#### [Aim]
Locate each line containing the string "gold" and copy it out.

[Stored data]
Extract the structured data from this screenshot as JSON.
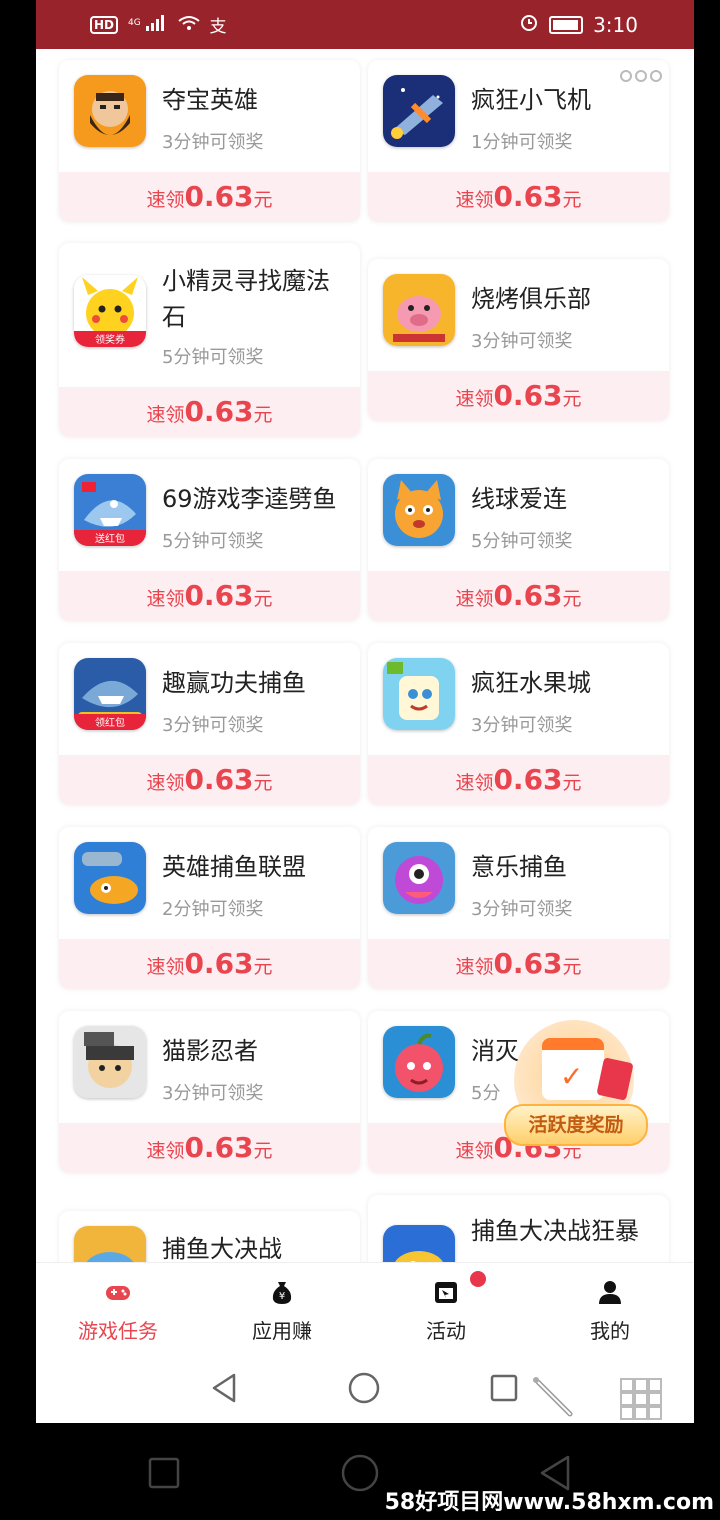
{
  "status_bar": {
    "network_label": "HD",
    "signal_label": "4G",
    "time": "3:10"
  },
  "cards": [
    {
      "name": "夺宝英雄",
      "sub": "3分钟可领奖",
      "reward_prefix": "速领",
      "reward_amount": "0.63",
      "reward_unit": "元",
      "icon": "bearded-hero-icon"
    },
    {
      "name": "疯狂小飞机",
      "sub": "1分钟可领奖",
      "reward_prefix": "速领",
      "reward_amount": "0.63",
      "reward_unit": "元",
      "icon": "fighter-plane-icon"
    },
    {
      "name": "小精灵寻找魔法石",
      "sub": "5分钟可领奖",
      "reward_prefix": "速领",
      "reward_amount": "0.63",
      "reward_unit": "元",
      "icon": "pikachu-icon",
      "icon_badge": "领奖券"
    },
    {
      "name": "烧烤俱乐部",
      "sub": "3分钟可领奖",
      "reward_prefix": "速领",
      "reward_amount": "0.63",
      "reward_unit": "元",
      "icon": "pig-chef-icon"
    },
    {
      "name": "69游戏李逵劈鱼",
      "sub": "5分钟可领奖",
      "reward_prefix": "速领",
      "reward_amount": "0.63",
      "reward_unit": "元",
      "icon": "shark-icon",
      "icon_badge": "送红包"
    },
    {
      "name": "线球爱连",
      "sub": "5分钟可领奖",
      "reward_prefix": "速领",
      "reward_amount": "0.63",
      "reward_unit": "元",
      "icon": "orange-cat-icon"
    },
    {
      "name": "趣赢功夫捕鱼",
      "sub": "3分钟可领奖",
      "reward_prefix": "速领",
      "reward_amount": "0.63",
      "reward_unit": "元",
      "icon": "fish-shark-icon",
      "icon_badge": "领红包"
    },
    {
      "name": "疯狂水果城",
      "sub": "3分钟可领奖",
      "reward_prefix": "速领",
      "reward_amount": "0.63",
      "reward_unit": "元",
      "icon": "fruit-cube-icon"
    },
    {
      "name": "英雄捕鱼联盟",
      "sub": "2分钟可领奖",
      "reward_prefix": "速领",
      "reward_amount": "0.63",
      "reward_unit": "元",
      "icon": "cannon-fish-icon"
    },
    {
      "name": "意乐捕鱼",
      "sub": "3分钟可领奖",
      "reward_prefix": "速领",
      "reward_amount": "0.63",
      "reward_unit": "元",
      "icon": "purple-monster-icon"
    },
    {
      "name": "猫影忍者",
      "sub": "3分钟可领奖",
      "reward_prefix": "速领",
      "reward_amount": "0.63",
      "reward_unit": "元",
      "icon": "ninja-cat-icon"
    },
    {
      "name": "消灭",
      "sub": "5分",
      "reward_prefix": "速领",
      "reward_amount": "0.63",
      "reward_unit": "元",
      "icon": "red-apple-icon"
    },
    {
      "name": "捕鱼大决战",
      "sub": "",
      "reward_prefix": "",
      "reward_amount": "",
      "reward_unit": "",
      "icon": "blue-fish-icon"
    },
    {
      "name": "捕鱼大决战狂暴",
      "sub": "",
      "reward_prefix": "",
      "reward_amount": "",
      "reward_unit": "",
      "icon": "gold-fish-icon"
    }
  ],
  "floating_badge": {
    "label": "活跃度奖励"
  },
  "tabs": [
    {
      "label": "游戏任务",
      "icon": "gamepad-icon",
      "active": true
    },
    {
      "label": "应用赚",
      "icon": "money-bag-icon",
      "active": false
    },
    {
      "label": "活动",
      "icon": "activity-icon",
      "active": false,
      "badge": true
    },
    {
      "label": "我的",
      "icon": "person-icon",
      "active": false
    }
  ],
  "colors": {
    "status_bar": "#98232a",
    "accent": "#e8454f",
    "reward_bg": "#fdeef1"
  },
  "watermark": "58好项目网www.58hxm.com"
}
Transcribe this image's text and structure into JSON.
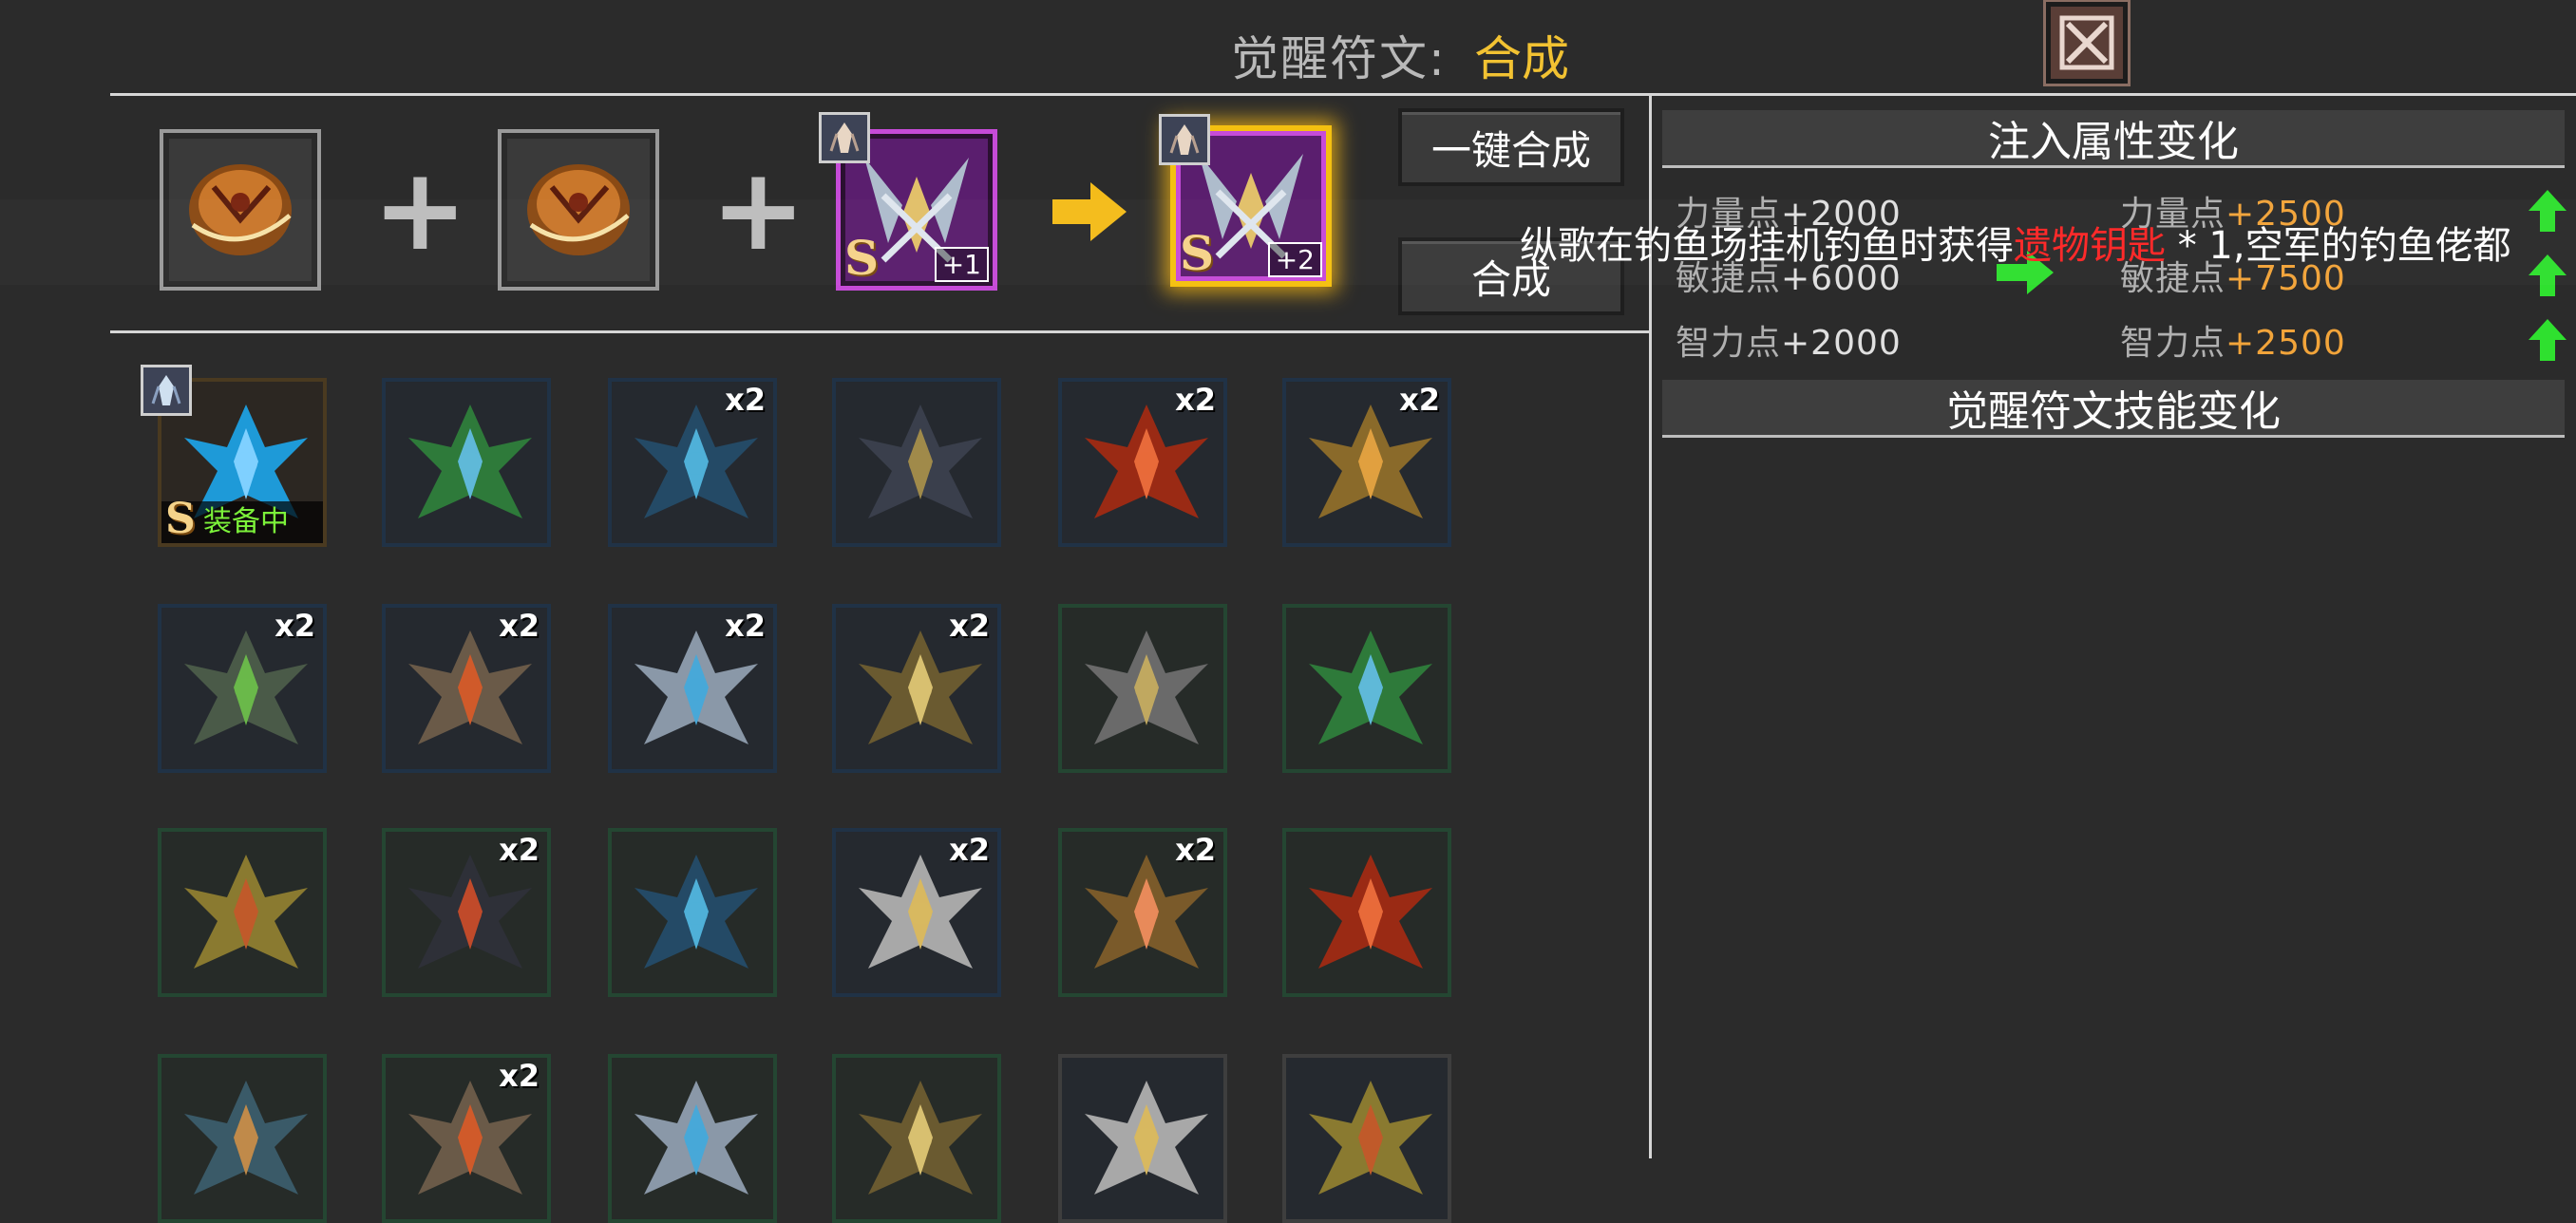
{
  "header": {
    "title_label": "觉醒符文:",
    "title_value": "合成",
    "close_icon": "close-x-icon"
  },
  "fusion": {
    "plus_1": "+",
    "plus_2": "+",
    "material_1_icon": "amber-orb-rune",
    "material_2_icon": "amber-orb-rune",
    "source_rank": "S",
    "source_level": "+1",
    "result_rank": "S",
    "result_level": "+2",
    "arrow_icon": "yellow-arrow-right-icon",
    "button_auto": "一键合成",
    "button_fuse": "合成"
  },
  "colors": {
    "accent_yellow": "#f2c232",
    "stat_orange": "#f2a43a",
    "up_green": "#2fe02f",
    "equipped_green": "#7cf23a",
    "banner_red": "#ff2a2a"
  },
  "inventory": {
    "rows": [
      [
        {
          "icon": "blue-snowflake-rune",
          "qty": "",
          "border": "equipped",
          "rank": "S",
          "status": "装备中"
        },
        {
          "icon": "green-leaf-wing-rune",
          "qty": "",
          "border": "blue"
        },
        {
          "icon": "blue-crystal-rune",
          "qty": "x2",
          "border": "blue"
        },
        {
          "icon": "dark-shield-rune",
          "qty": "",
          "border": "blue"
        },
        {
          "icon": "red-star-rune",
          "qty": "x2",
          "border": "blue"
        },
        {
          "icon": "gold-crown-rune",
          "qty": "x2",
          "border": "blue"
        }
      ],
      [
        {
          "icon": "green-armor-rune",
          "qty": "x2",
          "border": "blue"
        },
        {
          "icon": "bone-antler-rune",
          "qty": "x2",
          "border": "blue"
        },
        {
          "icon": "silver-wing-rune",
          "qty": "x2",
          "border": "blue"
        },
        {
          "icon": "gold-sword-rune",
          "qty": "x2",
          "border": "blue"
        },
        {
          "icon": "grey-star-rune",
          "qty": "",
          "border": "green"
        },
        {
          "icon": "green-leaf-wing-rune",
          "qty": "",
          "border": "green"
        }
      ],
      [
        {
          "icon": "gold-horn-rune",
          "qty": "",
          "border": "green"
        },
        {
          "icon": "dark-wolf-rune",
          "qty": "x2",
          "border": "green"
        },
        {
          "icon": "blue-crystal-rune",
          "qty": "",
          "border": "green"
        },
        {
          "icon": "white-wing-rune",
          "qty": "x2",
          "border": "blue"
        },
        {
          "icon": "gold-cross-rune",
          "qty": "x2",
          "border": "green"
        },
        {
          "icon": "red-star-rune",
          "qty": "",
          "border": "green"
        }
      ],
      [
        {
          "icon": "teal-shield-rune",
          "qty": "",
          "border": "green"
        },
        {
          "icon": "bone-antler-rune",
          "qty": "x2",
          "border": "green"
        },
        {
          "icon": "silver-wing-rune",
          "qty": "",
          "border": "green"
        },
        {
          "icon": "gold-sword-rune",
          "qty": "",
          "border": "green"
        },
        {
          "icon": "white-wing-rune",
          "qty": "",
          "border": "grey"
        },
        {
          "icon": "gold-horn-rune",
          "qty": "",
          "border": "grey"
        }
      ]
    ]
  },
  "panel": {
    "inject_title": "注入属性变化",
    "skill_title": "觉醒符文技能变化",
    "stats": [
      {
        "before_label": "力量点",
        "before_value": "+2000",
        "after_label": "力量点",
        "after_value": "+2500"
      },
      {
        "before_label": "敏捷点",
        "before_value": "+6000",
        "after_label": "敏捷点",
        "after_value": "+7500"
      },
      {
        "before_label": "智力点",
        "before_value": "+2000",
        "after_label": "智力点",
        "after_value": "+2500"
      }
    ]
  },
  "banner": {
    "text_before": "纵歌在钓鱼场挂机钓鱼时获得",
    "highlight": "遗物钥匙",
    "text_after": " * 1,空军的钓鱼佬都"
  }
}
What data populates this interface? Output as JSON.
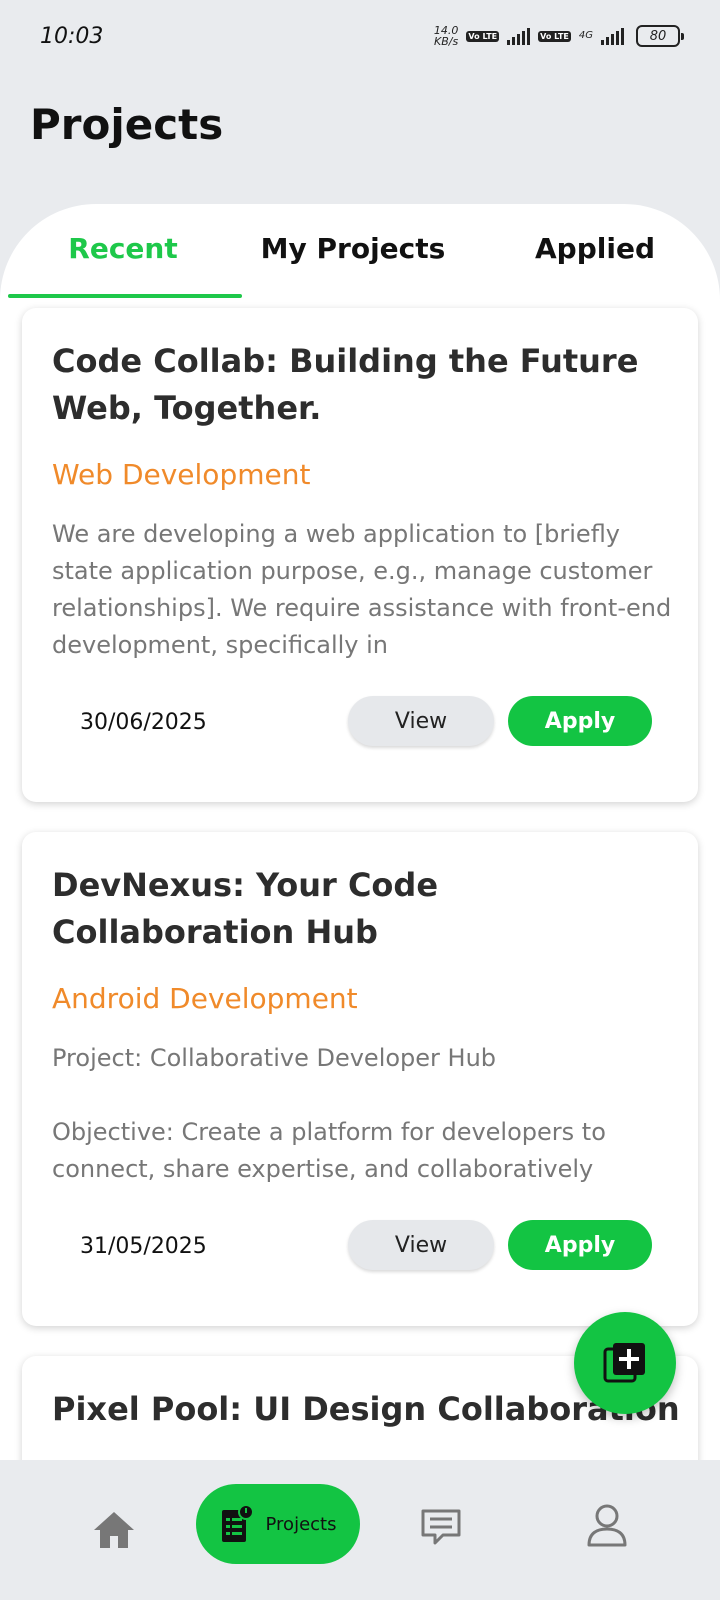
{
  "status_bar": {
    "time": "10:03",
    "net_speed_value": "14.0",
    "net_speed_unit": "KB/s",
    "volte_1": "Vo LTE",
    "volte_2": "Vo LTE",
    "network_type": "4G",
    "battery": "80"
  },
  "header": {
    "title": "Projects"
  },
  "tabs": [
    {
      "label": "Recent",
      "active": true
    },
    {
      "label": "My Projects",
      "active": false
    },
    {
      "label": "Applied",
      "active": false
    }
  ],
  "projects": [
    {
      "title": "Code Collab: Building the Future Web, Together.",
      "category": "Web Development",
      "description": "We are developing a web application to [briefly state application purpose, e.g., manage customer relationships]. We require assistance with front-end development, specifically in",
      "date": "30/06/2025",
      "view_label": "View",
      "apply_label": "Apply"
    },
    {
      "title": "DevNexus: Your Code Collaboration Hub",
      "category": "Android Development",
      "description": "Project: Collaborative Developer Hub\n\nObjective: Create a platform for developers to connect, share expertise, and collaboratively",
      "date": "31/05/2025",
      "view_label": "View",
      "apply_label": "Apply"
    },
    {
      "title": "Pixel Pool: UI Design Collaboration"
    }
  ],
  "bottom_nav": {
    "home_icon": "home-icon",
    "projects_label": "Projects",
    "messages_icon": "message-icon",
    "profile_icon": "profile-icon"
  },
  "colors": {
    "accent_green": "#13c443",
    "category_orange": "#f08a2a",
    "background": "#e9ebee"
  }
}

#### [Written reply]
      "icon": "gold-fish-icon"
          "icon": "gold-crown-rune",
          "icon": "gold-sword-rune",
          "icon": "gold-horn-rune",
          "icon": "gold-cross-rune",
          "icon": "gold-sword-rune",
          "icon": "gold-horn-rune",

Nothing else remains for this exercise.